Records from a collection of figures

# # # #

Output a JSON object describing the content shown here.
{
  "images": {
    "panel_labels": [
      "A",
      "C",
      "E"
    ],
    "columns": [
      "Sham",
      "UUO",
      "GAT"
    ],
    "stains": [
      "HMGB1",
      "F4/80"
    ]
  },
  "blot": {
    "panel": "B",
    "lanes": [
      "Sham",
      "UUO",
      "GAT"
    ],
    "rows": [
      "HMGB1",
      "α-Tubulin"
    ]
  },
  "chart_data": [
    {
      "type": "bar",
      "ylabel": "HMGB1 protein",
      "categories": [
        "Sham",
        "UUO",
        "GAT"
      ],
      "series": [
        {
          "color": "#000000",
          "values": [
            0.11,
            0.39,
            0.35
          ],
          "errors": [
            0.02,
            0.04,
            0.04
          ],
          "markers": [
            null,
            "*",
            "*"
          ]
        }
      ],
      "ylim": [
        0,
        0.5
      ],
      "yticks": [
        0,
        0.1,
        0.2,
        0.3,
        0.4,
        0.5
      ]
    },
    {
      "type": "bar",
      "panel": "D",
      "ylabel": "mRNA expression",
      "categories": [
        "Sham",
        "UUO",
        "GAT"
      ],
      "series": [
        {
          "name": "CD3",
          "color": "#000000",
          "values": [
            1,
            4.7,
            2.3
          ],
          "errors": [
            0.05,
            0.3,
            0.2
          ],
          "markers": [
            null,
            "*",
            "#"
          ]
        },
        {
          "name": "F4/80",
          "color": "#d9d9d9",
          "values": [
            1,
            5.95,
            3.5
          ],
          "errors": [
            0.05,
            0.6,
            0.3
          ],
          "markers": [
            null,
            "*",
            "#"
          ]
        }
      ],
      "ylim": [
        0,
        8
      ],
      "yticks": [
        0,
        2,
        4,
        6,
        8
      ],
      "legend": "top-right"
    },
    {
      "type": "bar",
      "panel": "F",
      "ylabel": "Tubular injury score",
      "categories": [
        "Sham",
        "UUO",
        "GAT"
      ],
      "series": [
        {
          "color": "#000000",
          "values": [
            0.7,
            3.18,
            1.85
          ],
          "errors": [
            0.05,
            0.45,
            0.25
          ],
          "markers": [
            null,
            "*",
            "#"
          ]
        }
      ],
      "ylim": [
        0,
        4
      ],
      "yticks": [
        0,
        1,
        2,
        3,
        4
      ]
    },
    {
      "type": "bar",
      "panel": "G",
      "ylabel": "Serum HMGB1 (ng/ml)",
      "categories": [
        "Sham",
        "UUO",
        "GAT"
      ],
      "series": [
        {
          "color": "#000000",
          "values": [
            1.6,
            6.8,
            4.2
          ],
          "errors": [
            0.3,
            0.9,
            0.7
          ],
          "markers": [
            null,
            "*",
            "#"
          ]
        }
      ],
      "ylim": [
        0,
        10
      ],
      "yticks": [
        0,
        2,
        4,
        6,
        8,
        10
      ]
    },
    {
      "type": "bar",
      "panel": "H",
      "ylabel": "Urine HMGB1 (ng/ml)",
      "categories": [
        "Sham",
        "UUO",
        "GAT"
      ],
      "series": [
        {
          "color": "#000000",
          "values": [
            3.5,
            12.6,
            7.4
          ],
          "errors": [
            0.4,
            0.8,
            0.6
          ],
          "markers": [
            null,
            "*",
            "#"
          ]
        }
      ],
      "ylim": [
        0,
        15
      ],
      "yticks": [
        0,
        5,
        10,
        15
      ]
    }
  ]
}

# # # #

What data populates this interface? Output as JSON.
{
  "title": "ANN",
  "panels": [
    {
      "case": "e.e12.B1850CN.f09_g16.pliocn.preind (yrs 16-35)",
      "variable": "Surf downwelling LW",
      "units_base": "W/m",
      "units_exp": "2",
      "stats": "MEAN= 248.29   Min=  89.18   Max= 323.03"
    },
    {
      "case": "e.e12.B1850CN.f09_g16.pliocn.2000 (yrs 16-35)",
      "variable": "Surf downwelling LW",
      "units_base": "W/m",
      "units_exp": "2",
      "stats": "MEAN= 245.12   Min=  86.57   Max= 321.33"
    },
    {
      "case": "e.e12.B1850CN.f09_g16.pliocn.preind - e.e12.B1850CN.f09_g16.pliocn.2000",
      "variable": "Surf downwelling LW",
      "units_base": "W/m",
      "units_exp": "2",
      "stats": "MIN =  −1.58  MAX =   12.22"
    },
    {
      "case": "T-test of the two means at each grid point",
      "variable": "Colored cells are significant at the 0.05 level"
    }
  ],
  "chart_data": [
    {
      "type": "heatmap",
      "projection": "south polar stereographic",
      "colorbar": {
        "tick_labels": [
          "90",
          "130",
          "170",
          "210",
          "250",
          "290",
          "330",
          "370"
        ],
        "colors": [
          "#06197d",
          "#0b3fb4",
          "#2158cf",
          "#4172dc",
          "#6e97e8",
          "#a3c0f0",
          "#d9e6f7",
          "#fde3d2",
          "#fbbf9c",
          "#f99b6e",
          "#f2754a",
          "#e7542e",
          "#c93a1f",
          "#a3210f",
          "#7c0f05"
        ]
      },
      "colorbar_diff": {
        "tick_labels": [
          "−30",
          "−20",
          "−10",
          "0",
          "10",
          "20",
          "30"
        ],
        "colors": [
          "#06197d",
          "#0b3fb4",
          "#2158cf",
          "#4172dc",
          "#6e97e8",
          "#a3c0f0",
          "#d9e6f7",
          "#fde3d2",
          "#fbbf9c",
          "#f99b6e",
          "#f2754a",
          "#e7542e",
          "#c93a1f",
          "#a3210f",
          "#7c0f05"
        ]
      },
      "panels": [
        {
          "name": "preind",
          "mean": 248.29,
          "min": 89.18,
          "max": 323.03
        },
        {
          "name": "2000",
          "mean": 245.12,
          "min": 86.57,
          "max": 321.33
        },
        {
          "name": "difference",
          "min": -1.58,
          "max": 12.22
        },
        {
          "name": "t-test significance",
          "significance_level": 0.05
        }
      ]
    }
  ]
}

# # # #

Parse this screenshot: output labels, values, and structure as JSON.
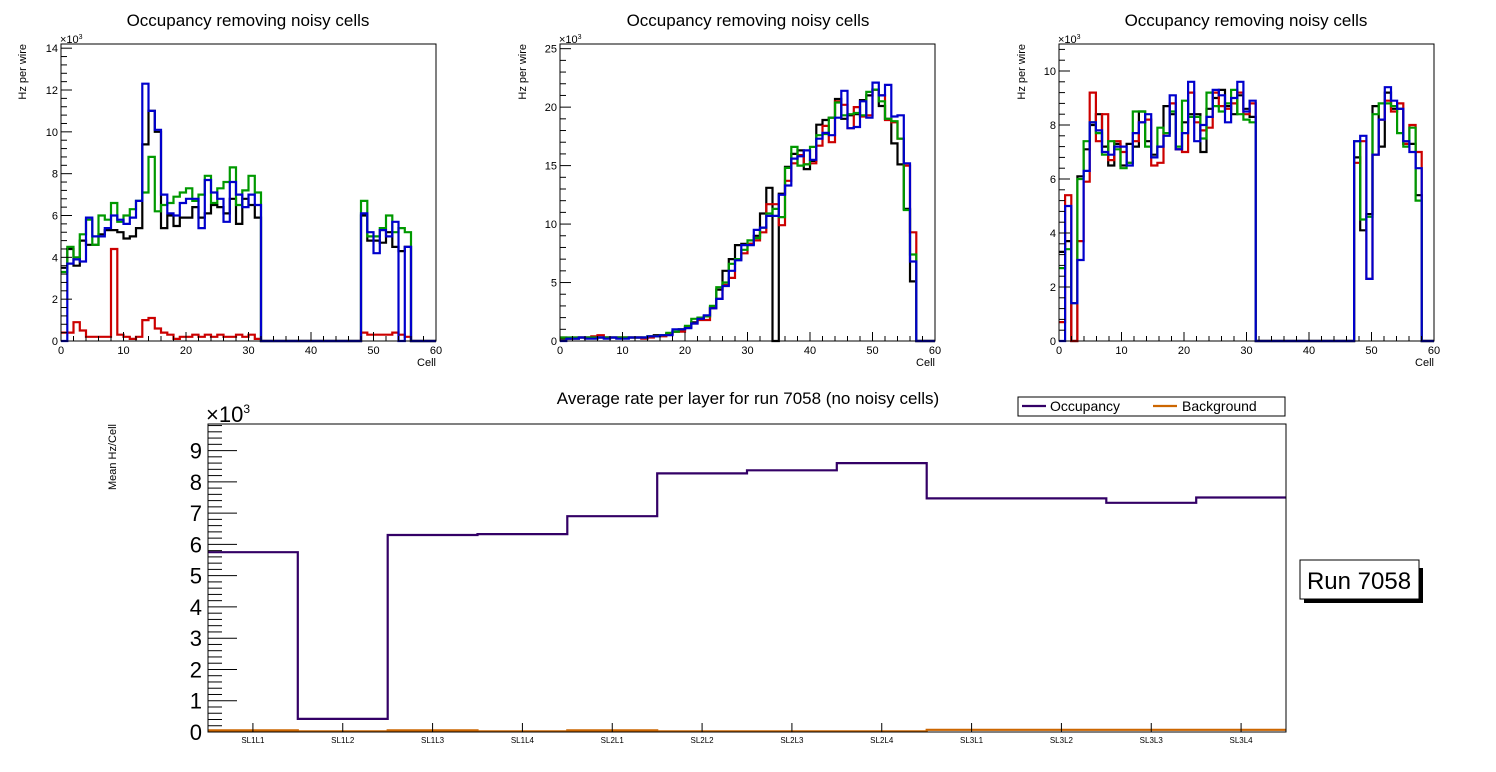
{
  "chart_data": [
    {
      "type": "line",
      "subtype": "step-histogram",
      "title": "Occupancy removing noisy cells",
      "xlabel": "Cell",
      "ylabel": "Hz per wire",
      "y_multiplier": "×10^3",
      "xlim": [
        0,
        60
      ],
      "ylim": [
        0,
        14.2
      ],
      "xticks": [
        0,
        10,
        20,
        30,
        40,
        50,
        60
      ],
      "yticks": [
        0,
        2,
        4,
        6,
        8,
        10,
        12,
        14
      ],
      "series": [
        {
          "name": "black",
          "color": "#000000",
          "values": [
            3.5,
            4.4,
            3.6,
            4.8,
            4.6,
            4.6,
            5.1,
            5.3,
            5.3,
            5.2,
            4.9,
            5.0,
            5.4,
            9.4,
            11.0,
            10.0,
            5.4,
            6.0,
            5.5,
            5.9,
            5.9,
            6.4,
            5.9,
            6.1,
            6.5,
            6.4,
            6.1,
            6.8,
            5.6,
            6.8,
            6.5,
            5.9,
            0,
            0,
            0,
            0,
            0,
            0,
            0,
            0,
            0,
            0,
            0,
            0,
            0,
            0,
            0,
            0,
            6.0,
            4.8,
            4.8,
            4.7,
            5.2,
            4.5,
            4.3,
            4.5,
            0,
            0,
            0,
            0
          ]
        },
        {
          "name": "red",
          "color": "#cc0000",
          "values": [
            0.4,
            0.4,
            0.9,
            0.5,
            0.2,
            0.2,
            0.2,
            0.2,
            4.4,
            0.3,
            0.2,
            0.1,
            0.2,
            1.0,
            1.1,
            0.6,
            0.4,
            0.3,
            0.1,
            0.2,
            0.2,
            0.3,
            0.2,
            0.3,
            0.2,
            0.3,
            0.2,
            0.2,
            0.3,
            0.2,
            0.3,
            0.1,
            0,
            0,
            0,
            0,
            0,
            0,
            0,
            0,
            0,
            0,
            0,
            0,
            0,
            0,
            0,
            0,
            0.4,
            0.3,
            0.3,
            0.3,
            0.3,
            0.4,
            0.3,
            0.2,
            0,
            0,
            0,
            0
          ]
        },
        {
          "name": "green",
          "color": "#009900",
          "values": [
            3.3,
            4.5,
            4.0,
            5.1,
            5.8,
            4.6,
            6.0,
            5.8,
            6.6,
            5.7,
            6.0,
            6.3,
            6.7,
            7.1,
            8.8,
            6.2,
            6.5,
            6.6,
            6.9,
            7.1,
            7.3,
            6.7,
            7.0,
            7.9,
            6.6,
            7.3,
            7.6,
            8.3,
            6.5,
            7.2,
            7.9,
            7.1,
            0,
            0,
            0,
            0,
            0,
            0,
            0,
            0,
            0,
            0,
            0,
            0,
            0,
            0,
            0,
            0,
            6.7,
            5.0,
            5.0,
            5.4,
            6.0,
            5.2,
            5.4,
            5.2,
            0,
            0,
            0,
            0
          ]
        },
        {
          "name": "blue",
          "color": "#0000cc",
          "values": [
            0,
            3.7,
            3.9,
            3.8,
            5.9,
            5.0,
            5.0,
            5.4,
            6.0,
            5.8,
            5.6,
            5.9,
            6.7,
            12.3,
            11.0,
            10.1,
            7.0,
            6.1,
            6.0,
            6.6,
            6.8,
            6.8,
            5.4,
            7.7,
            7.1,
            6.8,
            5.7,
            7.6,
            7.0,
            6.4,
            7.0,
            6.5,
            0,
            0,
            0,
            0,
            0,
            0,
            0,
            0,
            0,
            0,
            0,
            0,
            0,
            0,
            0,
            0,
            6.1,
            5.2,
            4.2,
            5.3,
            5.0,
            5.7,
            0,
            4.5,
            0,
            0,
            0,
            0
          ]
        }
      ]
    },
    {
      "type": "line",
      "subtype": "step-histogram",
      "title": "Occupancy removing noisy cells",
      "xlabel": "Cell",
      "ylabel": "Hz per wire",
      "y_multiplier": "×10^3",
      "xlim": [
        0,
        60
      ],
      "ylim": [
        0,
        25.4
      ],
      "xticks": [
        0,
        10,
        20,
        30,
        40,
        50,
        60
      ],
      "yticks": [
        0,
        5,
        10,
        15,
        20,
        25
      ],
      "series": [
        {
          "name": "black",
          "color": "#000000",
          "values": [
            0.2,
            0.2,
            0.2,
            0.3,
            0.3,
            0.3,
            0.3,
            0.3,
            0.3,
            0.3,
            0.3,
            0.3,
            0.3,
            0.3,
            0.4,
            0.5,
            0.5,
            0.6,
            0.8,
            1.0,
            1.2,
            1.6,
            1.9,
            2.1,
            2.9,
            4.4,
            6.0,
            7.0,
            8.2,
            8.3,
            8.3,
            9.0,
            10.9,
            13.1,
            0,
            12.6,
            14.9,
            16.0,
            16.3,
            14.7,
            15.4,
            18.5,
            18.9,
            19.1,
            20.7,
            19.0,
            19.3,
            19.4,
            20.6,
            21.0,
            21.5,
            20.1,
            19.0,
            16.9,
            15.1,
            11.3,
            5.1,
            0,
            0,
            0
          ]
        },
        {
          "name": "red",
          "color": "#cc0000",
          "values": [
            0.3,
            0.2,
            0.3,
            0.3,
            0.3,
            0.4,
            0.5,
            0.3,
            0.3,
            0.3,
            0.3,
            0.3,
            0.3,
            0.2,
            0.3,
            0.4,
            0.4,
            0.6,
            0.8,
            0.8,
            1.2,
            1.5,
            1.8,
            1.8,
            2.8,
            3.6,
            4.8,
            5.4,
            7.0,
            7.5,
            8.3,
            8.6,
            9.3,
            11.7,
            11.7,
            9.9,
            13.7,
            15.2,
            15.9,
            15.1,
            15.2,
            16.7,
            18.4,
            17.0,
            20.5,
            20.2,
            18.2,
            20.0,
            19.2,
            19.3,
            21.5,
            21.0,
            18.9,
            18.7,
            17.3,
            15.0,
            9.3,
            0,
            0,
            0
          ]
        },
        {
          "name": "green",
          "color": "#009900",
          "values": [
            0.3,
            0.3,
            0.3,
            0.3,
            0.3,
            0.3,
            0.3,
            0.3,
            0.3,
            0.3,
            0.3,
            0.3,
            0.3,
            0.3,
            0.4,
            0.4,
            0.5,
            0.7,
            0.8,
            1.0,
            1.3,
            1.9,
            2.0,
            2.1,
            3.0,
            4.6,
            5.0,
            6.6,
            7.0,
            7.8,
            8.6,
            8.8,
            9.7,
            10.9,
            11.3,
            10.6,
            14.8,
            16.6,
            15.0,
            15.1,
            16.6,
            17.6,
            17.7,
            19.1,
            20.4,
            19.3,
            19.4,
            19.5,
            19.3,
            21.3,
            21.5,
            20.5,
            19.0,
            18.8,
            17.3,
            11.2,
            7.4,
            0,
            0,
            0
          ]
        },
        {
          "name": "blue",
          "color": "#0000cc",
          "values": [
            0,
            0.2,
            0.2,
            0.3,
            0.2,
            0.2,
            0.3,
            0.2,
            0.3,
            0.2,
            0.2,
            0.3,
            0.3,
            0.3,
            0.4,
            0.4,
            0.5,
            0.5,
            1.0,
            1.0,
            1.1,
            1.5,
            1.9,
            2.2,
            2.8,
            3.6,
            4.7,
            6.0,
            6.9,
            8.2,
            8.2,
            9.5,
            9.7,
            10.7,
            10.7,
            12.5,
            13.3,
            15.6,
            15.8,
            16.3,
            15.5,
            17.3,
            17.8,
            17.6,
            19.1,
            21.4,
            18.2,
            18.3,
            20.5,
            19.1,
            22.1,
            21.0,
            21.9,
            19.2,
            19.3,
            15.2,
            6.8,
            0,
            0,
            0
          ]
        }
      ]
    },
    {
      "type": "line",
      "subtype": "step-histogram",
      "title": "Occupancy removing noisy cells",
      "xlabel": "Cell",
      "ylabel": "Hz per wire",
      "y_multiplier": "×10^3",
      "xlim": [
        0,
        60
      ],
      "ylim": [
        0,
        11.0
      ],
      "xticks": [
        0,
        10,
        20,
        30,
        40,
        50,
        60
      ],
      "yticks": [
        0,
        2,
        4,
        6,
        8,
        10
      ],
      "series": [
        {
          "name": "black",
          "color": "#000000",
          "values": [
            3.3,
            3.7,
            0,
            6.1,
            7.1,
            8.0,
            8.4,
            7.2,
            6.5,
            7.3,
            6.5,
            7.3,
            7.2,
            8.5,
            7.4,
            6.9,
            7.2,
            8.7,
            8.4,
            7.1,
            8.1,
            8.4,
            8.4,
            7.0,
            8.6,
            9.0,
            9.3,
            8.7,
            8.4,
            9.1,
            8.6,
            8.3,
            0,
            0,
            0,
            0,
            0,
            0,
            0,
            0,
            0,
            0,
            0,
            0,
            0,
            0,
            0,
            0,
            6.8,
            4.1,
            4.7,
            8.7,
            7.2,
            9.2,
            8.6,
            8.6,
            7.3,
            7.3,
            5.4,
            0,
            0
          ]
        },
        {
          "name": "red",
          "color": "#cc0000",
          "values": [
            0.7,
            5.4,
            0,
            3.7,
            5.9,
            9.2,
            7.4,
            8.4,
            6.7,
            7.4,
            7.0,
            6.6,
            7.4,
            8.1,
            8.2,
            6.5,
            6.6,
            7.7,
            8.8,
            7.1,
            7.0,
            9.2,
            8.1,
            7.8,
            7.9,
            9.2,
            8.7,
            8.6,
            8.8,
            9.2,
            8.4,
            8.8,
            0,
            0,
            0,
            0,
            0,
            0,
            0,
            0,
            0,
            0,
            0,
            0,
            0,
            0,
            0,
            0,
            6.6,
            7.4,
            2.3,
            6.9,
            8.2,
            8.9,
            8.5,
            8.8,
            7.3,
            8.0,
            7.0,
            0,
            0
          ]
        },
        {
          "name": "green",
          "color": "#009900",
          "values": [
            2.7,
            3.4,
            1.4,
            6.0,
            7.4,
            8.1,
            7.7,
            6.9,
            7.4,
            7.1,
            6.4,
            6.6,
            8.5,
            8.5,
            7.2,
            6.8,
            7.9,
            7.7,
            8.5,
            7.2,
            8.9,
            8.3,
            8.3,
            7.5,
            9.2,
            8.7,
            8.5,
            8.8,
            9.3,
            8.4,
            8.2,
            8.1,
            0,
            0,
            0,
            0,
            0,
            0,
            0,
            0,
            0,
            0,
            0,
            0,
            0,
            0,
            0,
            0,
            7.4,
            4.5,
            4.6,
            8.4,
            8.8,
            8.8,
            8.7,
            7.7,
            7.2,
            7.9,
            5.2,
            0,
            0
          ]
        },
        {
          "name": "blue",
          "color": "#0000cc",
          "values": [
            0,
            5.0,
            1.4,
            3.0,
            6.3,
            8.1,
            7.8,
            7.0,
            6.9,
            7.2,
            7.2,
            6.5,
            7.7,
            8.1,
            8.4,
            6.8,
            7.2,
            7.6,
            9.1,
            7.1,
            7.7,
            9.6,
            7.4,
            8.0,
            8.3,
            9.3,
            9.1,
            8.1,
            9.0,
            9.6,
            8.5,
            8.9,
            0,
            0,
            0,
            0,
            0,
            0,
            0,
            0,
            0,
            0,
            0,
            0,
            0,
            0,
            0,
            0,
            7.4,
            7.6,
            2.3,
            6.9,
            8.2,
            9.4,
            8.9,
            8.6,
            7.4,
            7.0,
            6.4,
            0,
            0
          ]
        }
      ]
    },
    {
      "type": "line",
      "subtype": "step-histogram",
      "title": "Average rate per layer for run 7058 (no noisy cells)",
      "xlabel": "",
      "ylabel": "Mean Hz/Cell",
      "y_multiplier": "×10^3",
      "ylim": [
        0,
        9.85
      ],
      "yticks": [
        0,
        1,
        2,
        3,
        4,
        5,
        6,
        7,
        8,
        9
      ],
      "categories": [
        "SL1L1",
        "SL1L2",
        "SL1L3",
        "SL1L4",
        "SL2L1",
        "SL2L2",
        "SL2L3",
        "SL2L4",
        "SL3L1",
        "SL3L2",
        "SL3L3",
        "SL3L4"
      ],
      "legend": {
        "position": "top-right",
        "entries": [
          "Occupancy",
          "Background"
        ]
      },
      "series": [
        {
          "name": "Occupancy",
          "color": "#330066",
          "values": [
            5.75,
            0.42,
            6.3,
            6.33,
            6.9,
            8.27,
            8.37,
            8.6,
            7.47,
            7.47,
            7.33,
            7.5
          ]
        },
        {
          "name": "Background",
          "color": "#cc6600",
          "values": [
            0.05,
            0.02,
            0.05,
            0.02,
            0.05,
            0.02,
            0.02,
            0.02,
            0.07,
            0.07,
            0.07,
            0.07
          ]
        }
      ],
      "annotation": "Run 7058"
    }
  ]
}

# # # #

◆ **Task**: Using the entries, state how many of their lines hold "stats"; give the number and no more.

◆ **Finished exercise**: 3